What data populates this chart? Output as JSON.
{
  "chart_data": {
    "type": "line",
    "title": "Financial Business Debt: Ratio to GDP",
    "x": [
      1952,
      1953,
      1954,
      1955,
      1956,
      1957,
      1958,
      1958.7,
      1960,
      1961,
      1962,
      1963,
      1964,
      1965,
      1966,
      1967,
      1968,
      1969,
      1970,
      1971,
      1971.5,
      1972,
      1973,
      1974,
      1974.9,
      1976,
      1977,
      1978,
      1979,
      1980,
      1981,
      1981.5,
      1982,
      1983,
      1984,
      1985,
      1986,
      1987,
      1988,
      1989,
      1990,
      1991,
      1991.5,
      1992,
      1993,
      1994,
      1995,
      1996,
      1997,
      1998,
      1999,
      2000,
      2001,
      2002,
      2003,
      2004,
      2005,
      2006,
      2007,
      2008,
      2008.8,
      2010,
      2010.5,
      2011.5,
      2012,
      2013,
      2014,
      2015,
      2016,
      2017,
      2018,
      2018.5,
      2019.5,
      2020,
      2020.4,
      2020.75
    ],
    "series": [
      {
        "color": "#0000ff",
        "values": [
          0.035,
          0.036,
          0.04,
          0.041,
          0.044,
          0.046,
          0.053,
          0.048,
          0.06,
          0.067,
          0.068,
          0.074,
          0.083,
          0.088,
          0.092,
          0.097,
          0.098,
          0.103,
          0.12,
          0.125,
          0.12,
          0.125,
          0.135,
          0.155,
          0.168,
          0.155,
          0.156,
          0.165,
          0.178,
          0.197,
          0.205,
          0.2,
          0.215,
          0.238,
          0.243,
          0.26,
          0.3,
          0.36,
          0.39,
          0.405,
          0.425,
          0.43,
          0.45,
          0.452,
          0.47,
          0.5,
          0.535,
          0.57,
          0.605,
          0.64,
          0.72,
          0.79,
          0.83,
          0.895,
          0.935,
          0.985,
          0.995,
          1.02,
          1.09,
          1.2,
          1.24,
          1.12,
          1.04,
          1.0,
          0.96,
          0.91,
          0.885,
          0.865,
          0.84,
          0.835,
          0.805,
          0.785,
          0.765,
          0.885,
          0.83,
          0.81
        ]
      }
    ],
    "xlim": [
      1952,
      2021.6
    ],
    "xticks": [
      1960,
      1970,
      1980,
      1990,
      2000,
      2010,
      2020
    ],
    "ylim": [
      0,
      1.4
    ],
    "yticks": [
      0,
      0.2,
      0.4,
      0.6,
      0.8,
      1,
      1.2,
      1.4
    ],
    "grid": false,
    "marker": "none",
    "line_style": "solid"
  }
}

★ ★ ★ ★ ★ ★ ★

→ OBJECTIVE: Copy each entry exactly, with nothing added or dropped.

→ RESPONSE BELOW:
What data populates this chart? Output as JSON.
{
  "chart_data": {
    "type": "line",
    "title": "Financial Business Debt: Ratio to GDP",
    "x": [
      1952,
      1953,
      1954,
      1955,
      1956,
      1957,
      1958,
      1958.7,
      1960,
      1961,
      1962,
      1963,
      1964,
      1965,
      1966,
      1967,
      1968,
      1969,
      1970,
      1971,
      1971.5,
      1972,
      1973,
      1974,
      1974.9,
      1976,
      1977,
      1978,
      1979,
      1980,
      1981,
      1981.5,
      1982,
      1983,
      1984,
      1985,
      1986,
      1987,
      1988,
      1989,
      1990,
      1991,
      1991.5,
      1992,
      1993,
      1994,
      1995,
      1996,
      1997,
      1998,
      1999,
      2000,
      2001,
      2002,
      2003,
      2004,
      2005,
      2006,
      2007,
      2008,
      2008.8,
      2010,
      2010.5,
      2011.5,
      2012,
      2013,
      2014,
      2015,
      2016,
      2017,
      2018,
      2018.5,
      2019.5,
      2020,
      2020.4,
      2020.75
    ],
    "series": [
      {
        "color": "#0000ff",
        "values": [
          0.035,
          0.036,
          0.04,
          0.041,
          0.044,
          0.046,
          0.053,
          0.048,
          0.06,
          0.067,
          0.068,
          0.074,
          0.083,
          0.088,
          0.092,
          0.097,
          0.098,
          0.103,
          0.12,
          0.125,
          0.12,
          0.125,
          0.135,
          0.155,
          0.168,
          0.155,
          0.156,
          0.165,
          0.178,
          0.197,
          0.205,
          0.2,
          0.215,
          0.238,
          0.243,
          0.26,
          0.3,
          0.36,
          0.39,
          0.405,
          0.425,
          0.43,
          0.45,
          0.452,
          0.47,
          0.5,
          0.535,
          0.57,
          0.605,
          0.64,
          0.72,
          0.79,
          0.83,
          0.895,
          0.935,
          0.985,
          0.995,
          1.02,
          1.09,
          1.2,
          1.24,
          1.12,
          1.04,
          1.0,
          0.96,
          0.91,
          0.885,
          0.865,
          0.84,
          0.835,
          0.805,
          0.785,
          0.765,
          0.885,
          0.83,
          0.81
        ]
      }
    ],
    "xlim": [
      1952,
      2021.6
    ],
    "xticks": [
      1960,
      1970,
      1980,
      1990,
      2000,
      2010,
      2020
    ],
    "ylim": [
      0,
      1.4
    ],
    "yticks": [
      0,
      0.2,
      0.4,
      0.6,
      0.8,
      1,
      1.2,
      1.4
    ],
    "grid": false,
    "marker": "none",
    "line_style": "solid"
  }
}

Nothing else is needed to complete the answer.